▶ _WRITTEN PROBLEM_
Search the material below for the word "will". Copy every line that has it.

--

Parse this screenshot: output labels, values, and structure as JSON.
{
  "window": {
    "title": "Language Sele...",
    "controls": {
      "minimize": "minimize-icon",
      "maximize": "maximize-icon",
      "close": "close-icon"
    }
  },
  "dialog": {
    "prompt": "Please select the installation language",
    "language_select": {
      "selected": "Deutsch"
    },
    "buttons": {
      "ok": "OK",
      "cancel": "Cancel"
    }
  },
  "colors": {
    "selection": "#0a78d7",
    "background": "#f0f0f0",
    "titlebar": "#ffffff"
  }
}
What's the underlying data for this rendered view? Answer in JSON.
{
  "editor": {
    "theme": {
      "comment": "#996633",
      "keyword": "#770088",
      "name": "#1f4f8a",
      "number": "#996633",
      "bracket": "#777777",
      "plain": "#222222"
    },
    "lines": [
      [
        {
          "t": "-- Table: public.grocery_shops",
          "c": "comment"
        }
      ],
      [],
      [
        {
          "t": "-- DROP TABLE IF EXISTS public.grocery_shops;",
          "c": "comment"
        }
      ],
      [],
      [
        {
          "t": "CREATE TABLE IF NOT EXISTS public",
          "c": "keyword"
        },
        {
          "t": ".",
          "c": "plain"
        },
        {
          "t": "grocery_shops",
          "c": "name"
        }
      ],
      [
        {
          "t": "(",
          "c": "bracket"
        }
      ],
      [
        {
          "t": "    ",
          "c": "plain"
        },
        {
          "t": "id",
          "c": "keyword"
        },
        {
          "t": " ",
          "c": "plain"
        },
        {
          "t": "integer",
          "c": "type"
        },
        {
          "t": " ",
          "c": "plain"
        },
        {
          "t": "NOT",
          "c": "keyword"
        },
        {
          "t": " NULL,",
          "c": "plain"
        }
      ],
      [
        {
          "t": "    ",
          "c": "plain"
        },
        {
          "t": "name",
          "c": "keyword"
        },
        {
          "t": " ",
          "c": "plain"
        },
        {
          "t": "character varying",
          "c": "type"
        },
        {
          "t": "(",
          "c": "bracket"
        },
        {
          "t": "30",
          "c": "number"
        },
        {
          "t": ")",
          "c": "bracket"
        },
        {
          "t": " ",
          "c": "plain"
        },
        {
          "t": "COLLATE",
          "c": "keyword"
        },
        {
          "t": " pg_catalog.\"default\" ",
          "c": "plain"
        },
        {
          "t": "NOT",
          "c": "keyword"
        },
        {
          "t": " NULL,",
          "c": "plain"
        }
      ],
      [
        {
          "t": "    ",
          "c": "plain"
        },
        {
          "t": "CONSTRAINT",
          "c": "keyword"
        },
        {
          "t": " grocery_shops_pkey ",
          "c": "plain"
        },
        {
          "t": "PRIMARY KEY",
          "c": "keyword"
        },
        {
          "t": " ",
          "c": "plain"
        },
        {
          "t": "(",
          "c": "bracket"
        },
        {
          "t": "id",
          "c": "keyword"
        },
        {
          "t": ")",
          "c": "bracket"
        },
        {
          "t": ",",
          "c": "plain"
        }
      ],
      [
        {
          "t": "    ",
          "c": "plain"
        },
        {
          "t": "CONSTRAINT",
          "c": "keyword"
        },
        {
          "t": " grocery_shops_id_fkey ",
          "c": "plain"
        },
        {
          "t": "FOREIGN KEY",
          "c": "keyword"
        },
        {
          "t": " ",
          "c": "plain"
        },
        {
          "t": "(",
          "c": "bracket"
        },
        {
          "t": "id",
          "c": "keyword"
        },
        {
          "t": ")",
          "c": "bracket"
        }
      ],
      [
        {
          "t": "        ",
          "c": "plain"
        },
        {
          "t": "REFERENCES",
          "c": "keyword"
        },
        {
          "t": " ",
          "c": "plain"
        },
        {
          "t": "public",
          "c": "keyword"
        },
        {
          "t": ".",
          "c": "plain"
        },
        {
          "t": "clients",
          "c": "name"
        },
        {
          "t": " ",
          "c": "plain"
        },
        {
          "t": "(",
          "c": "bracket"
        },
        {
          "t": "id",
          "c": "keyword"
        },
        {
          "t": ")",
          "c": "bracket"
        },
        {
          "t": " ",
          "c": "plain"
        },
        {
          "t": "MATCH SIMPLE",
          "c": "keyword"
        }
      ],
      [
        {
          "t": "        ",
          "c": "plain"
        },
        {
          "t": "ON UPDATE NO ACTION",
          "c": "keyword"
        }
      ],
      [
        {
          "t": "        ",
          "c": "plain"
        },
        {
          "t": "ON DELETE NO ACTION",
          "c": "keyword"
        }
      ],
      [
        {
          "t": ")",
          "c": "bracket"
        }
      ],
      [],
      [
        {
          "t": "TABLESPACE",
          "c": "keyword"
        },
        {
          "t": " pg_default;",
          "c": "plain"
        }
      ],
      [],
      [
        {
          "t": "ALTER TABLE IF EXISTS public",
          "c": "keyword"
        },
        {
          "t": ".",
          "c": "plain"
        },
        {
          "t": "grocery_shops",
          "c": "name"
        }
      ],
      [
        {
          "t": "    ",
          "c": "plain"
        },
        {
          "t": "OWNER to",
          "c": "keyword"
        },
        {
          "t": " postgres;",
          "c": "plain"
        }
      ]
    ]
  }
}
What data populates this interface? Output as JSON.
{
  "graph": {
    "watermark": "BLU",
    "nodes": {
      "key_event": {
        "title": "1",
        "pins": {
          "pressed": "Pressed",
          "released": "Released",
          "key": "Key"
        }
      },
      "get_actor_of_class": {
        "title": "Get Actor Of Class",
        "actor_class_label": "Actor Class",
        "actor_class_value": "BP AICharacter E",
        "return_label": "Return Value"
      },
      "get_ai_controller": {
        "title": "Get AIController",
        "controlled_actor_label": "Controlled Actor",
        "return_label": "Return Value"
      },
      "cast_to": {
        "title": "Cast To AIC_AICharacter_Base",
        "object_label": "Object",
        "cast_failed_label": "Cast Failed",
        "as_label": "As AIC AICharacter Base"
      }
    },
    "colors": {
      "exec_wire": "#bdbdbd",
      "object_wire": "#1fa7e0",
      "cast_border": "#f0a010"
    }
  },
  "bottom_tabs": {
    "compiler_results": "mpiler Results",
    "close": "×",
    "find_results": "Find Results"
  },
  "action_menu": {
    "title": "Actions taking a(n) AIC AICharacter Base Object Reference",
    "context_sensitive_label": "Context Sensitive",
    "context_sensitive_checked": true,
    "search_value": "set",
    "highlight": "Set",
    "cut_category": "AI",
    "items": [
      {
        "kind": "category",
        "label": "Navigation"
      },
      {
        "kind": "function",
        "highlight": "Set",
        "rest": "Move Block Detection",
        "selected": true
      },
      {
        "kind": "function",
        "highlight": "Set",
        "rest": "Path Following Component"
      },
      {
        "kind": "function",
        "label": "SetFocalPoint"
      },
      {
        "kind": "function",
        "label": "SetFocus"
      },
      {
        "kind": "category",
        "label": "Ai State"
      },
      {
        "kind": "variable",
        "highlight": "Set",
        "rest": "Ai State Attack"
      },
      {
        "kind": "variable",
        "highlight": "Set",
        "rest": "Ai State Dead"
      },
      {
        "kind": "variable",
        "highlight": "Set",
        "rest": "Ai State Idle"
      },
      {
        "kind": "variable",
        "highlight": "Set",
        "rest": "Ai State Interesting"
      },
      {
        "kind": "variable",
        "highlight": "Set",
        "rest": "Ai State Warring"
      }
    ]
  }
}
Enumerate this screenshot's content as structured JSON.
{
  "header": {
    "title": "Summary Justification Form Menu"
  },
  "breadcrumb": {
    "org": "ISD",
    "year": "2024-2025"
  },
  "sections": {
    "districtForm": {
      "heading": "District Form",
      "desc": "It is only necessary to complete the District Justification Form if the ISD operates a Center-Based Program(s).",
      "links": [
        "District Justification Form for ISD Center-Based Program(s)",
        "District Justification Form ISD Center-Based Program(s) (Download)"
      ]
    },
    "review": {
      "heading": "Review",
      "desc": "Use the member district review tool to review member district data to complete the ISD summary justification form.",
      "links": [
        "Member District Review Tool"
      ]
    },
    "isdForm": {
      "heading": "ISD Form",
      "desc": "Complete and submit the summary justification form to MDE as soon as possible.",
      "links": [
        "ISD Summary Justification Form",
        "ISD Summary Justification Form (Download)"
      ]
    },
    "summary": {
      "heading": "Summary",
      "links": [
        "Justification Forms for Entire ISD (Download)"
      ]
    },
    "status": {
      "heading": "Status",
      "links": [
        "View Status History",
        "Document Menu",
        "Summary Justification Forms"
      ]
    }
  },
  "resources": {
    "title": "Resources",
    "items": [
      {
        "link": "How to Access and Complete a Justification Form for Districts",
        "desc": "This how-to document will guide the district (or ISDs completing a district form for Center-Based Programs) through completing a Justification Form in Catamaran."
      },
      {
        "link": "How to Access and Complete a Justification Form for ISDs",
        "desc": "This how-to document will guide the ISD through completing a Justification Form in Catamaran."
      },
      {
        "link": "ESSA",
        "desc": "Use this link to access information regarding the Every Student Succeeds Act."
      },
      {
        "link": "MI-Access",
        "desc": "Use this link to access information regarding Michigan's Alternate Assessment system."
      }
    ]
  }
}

--

▶ _FINISHED EXERCISE_
        "desc": "This how-to document will guide the district (or ISDs completing a district form for Center-Based Programs) through completing a Justification Form in Catamaran."
        "desc": "This how-to document will guide the ISD through completing a Justification Form in Catamaran."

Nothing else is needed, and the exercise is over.